■ **INSTRUCTIONS TO FOLLOW**
Look through the records that follow. Copy every line containing the word "diamond".

■ **INPUT**
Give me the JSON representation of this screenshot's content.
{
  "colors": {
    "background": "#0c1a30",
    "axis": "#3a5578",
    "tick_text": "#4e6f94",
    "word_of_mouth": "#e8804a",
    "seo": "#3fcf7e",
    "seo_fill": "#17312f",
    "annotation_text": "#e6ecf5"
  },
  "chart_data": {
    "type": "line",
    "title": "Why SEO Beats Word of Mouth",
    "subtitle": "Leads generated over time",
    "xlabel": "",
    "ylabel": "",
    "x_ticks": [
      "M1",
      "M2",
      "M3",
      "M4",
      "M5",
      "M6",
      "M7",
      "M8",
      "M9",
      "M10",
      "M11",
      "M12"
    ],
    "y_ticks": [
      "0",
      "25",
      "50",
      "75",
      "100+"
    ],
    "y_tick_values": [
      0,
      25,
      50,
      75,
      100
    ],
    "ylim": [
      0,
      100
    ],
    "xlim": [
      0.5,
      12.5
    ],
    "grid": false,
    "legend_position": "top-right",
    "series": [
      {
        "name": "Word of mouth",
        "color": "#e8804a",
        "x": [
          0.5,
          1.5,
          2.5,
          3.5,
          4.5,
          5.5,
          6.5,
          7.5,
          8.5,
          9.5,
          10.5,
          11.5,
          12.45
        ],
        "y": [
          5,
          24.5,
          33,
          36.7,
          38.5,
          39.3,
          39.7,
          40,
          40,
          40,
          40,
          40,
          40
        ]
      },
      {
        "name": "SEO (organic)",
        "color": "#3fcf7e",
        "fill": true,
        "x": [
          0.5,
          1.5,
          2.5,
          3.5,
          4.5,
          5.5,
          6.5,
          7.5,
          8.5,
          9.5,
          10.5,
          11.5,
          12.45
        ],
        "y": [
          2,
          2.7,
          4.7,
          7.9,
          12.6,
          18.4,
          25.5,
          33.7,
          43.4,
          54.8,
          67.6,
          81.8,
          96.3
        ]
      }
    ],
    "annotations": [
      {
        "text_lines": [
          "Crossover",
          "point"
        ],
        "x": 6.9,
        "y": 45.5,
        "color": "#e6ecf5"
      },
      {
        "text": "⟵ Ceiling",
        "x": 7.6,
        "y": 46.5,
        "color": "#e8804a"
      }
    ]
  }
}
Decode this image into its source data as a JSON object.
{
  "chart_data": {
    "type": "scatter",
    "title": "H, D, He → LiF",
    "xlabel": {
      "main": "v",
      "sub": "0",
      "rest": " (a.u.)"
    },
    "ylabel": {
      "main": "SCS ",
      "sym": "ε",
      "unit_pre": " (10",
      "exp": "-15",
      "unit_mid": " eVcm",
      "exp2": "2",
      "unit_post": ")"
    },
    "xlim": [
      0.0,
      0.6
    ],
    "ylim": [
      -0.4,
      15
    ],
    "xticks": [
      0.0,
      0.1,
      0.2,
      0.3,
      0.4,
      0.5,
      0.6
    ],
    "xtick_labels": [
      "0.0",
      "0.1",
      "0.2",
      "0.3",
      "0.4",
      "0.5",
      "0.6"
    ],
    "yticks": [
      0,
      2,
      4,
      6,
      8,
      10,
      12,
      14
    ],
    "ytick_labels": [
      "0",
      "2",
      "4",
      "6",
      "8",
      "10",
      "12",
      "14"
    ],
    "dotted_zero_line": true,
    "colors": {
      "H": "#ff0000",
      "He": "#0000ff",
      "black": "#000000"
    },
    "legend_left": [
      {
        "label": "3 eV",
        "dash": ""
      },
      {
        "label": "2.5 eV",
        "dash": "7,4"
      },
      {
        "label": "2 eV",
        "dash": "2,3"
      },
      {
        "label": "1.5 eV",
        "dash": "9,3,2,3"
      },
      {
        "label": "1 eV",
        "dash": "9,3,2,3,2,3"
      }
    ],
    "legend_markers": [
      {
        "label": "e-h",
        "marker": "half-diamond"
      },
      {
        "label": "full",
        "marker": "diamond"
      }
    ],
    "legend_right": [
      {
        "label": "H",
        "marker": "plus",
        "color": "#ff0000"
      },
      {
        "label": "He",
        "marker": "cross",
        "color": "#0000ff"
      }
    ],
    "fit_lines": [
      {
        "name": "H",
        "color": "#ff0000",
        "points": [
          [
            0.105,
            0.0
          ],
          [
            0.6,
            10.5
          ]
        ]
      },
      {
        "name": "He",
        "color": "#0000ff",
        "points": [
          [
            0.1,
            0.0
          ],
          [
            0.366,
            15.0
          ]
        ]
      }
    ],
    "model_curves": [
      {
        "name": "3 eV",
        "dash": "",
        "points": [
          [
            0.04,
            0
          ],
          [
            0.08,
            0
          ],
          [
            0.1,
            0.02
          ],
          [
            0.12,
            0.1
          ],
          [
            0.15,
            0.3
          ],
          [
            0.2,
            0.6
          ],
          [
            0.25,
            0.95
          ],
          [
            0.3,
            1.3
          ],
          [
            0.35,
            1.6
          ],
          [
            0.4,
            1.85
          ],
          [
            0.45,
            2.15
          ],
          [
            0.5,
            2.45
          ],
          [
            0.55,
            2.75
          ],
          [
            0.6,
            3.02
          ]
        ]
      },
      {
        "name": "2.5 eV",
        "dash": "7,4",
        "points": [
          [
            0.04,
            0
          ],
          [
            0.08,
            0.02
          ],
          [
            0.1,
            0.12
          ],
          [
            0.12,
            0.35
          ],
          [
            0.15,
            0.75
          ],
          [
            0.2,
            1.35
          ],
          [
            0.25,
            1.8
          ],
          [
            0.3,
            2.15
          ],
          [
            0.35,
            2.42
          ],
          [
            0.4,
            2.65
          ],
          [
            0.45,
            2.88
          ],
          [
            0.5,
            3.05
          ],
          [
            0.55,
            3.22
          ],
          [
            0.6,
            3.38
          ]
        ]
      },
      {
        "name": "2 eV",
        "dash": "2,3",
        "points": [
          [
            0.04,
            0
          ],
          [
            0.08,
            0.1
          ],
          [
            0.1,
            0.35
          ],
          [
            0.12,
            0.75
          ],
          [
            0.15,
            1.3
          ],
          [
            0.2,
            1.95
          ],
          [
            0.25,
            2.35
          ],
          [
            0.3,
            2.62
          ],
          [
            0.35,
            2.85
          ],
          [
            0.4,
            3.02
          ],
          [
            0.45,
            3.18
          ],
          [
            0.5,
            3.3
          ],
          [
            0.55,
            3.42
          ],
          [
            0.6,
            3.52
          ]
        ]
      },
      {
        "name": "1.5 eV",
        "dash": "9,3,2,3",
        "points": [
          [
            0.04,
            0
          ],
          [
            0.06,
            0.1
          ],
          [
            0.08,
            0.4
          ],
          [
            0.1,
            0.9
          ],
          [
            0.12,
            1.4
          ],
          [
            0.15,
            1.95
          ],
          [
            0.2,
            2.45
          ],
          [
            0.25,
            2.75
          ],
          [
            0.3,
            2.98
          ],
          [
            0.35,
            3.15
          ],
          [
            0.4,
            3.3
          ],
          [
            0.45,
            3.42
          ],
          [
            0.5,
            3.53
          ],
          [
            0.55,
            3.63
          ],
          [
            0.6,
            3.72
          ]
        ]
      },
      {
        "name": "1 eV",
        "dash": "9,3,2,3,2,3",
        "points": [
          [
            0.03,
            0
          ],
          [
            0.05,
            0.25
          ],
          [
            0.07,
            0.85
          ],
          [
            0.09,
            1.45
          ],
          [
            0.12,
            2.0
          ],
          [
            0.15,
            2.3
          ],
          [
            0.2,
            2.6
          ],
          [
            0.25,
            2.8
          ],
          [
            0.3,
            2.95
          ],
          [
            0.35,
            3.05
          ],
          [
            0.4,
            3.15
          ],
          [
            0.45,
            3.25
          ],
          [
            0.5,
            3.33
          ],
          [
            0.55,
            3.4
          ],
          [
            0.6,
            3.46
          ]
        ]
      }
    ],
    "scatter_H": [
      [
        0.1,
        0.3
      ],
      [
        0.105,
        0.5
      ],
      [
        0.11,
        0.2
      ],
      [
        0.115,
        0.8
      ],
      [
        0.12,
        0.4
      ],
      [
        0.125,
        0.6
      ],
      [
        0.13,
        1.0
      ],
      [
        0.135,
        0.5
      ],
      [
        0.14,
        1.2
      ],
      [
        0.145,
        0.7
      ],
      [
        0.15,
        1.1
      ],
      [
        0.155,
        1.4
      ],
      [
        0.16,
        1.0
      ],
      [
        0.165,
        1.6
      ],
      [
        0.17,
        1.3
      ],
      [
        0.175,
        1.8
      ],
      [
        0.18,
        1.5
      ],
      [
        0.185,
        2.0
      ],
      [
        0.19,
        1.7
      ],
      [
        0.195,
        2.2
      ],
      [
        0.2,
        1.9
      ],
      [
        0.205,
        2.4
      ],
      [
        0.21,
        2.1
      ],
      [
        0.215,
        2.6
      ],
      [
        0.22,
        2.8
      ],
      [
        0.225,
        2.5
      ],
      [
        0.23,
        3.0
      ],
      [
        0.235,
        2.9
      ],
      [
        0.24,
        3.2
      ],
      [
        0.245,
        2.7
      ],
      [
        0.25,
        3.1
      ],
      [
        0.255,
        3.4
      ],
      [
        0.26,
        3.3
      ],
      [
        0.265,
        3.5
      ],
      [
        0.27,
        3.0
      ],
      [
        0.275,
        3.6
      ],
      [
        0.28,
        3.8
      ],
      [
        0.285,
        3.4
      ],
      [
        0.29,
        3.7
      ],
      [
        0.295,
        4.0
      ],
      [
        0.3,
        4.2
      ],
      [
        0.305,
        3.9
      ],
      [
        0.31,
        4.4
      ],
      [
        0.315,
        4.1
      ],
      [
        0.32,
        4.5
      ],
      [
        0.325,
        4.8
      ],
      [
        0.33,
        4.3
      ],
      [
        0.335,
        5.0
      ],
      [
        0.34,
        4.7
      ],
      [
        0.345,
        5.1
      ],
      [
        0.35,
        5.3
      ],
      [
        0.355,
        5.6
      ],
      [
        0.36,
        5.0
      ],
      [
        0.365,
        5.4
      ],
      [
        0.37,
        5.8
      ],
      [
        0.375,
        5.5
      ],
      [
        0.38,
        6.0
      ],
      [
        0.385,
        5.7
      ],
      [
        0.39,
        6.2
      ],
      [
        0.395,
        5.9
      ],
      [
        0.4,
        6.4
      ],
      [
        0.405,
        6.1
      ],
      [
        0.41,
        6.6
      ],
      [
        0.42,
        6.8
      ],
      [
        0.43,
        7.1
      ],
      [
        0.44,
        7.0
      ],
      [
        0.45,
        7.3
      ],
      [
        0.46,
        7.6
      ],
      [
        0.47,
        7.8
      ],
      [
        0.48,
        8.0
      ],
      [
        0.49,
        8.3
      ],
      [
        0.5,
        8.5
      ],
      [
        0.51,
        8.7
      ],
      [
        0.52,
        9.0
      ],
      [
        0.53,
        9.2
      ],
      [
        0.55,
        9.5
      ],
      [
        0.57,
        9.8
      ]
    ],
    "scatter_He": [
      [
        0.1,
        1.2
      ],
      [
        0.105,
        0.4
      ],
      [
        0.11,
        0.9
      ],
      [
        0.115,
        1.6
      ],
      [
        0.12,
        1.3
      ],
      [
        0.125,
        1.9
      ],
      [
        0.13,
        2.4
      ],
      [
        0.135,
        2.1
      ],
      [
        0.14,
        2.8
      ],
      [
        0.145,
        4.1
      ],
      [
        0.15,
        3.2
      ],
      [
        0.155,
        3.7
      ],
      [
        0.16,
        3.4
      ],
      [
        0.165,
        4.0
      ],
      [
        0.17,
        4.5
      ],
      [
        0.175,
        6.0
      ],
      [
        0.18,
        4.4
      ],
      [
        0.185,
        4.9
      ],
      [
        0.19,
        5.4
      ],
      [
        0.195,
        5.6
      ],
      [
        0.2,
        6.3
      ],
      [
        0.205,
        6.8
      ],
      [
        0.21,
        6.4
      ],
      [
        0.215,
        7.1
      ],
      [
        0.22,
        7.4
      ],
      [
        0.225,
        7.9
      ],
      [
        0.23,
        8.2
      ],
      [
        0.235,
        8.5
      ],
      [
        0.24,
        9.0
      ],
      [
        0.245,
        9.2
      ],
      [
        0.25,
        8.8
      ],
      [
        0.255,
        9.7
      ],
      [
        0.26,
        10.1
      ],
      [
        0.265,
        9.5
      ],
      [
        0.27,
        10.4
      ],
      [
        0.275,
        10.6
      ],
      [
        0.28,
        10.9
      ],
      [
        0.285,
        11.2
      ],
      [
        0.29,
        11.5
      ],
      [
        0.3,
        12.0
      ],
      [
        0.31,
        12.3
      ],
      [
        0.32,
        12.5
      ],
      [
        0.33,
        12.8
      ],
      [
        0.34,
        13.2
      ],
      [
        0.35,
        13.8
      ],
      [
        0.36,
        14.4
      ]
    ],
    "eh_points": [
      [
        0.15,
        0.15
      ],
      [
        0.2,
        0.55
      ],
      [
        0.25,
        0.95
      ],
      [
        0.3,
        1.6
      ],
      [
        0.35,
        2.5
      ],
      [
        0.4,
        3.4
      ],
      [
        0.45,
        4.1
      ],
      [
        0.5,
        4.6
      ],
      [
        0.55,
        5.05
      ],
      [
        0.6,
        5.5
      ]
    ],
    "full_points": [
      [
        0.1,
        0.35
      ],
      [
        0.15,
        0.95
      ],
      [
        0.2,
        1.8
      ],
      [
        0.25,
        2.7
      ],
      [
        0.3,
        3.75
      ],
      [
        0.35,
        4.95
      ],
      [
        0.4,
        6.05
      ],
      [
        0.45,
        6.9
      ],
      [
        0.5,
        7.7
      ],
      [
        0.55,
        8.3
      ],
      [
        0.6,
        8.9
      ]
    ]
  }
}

■ **ANSWER TO THE TASK**
        "marker": "half-diamond"
        "marker": "diamond"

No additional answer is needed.